YOUR TASK
Take all the material and copy it exactly.

________________________

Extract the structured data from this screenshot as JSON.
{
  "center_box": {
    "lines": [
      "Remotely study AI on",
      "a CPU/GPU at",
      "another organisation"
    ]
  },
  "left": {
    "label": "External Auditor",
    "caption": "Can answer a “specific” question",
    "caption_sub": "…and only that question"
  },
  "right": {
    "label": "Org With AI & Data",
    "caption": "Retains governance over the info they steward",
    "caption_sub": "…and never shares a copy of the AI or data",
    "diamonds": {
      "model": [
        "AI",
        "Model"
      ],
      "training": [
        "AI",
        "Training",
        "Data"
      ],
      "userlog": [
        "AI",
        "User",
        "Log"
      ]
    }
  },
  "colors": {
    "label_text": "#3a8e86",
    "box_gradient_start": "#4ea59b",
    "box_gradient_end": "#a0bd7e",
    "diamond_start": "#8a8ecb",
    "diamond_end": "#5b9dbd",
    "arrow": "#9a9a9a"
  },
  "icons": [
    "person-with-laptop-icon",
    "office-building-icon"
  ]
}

________________________

CORRECT OUTPUT
Extract the structured data from this screenshot as JSON.
{
  "center_box": {
    "lines": [
      "Remotely study AI on",
      "a CPU/GPU at",
      "another organisation"
    ]
  },
  "left": {
    "label": "External Auditor",
    "caption": "Can answer a “specific” question",
    "caption_sub": "…and only that question"
  },
  "right": {
    "label": "Org With AI & Data",
    "caption": "Retains governance over the info they steward",
    "caption_sub": "…and never shares a copy of the AI or data",
    "diamonds": {
      "model": [
        "AI",
        "Model"
      ],
      "training": [
        "AI",
        "Training",
        "Data"
      ],
      "userlog": [
        "AI",
        "User",
        "Log"
      ]
    }
  },
  "colors": {
    "label_text": "#3a8e86",
    "box_gradient_start": "#4ea59b",
    "box_gradient_end": "#a0bd7e",
    "diamond_start": "#8a8ecb",
    "diamond_end": "#5b9dbd",
    "arrow": "#9a9a9a"
  },
  "icons": [
    "person-with-laptop-icon",
    "office-building-icon"
  ]
}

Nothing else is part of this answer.